▶ **Source material**
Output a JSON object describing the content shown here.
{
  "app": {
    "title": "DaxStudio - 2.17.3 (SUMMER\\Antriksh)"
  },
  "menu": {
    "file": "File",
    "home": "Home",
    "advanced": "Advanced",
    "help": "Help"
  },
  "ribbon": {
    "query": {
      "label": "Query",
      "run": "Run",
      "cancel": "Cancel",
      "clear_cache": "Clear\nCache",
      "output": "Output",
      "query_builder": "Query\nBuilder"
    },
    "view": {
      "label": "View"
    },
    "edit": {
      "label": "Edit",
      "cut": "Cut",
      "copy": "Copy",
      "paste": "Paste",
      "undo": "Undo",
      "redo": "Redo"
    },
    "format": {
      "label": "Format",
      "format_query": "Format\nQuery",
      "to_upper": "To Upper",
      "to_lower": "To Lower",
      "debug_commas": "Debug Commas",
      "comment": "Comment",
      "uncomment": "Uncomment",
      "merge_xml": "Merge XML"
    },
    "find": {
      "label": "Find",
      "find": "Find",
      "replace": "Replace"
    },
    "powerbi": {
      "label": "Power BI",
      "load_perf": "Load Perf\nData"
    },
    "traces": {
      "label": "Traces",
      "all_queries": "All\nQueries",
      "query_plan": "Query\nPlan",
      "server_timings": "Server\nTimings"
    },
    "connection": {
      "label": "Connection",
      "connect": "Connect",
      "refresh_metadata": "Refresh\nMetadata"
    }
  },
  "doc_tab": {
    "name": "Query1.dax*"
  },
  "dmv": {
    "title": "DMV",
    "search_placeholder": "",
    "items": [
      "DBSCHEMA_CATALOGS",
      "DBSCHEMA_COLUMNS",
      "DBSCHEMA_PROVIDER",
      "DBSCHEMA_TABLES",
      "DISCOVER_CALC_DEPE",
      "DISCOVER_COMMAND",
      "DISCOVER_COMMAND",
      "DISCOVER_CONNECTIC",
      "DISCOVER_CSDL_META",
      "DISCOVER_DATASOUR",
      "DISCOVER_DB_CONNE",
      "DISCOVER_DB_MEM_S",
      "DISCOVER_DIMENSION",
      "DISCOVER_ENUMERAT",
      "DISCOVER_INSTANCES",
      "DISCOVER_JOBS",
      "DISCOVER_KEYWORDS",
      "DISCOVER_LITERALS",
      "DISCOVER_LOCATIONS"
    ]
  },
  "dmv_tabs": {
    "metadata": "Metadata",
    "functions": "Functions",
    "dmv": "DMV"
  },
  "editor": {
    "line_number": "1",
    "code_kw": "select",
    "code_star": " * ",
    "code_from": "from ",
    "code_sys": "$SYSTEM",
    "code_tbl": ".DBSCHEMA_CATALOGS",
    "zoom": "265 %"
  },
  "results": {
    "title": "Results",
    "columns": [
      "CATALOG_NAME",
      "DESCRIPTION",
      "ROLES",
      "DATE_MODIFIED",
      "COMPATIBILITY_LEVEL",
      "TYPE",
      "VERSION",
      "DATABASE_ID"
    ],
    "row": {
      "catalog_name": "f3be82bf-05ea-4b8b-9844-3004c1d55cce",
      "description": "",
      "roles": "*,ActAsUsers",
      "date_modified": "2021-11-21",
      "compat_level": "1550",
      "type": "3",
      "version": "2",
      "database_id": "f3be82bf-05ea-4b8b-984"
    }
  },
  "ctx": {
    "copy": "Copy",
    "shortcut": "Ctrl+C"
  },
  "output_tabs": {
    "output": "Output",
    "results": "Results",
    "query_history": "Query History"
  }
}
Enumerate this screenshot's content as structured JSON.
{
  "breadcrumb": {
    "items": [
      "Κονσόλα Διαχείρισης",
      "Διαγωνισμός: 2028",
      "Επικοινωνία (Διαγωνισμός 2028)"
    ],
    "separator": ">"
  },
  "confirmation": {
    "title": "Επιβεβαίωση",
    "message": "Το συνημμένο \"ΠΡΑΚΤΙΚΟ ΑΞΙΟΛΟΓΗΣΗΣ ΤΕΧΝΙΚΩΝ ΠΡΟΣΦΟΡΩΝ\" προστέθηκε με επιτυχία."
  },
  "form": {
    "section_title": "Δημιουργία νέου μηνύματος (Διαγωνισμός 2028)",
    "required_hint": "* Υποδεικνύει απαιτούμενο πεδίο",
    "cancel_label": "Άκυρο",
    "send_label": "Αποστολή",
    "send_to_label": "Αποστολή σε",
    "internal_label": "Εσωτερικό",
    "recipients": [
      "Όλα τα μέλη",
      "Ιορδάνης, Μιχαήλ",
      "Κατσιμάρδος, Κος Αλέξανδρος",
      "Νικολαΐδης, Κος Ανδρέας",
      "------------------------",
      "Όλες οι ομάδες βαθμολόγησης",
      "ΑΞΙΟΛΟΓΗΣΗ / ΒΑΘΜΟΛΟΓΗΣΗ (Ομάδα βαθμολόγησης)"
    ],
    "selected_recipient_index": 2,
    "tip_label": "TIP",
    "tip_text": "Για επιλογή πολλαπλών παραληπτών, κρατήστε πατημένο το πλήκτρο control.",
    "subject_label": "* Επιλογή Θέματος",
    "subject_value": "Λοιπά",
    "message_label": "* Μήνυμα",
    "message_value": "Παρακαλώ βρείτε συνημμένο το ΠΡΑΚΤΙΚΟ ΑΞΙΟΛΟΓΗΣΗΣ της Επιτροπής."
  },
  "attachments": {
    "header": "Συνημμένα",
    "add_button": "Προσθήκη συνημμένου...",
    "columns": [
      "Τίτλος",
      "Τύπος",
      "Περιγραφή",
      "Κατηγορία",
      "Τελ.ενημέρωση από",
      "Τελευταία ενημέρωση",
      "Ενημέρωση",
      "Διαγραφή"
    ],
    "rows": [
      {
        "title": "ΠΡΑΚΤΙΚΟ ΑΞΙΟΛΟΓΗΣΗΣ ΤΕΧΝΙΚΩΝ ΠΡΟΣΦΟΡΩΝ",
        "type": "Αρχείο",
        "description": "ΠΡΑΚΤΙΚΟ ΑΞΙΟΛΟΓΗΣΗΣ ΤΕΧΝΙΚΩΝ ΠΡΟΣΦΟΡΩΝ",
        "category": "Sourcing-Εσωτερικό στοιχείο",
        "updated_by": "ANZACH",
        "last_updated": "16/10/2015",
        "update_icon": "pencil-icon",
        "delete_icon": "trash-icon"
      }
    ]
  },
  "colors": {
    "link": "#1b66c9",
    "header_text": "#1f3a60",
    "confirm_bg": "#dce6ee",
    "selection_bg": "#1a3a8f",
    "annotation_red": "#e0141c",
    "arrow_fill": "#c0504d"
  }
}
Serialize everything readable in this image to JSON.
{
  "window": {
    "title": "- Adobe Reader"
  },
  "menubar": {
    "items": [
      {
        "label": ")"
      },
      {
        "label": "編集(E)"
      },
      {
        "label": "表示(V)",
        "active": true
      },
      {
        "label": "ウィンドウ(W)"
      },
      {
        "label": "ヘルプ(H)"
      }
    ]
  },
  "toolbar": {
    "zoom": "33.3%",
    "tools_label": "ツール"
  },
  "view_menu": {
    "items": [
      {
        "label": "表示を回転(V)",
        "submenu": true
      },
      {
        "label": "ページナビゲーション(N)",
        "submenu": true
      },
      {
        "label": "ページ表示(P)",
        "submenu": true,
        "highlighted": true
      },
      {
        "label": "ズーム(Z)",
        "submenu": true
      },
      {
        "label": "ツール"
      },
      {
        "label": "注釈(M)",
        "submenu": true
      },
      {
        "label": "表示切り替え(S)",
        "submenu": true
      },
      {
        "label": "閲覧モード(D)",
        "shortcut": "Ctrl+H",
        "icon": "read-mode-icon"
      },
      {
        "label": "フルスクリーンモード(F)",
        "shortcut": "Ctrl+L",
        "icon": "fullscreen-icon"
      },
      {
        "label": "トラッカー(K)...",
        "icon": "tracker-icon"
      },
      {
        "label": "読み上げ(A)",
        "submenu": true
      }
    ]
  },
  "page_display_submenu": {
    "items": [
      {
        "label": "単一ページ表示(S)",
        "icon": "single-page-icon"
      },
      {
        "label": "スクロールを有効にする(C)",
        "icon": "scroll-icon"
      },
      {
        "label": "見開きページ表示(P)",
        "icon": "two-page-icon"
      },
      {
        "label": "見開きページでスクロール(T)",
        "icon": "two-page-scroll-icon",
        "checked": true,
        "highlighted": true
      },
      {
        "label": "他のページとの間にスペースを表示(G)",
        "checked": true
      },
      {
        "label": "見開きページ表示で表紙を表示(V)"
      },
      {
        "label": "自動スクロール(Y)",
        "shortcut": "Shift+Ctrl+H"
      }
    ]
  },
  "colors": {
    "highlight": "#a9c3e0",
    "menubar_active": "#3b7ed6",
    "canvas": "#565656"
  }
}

▶ **Instruction**
Copy out each line in the listing that has the word "Εσωτερικό".

▶ **Full output**
    "internal_label": "Εσωτερικό",
        "category": "Sourcing-Εσωτερικό στοιχείο",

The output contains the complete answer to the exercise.